[Aim of the task] Report, word for word, every line of the material that contains "User".
##### Stored records
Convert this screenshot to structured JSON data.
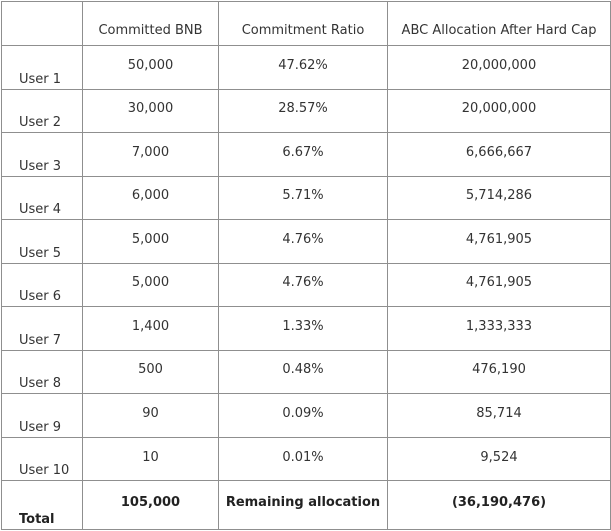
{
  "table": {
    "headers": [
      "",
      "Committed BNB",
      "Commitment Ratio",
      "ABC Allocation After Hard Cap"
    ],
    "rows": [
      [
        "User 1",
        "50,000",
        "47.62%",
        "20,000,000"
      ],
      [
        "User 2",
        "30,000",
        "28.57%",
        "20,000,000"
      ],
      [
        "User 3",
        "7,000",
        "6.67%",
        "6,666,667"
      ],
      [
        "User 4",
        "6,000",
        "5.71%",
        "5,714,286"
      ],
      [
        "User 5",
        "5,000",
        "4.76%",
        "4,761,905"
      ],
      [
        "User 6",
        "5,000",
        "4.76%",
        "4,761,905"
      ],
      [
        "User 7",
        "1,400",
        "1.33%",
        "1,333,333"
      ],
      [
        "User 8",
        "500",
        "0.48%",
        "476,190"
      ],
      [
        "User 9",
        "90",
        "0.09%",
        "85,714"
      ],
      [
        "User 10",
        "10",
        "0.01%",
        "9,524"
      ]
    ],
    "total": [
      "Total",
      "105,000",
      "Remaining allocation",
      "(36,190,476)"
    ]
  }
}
##########
[Solved exercise]
        "User 1",
        "User 2",
        "User 3",
        "User 4",
        "User 5",
        "User 6",
        "User 7",
        "User 8",
        "User 9",
        "User 10",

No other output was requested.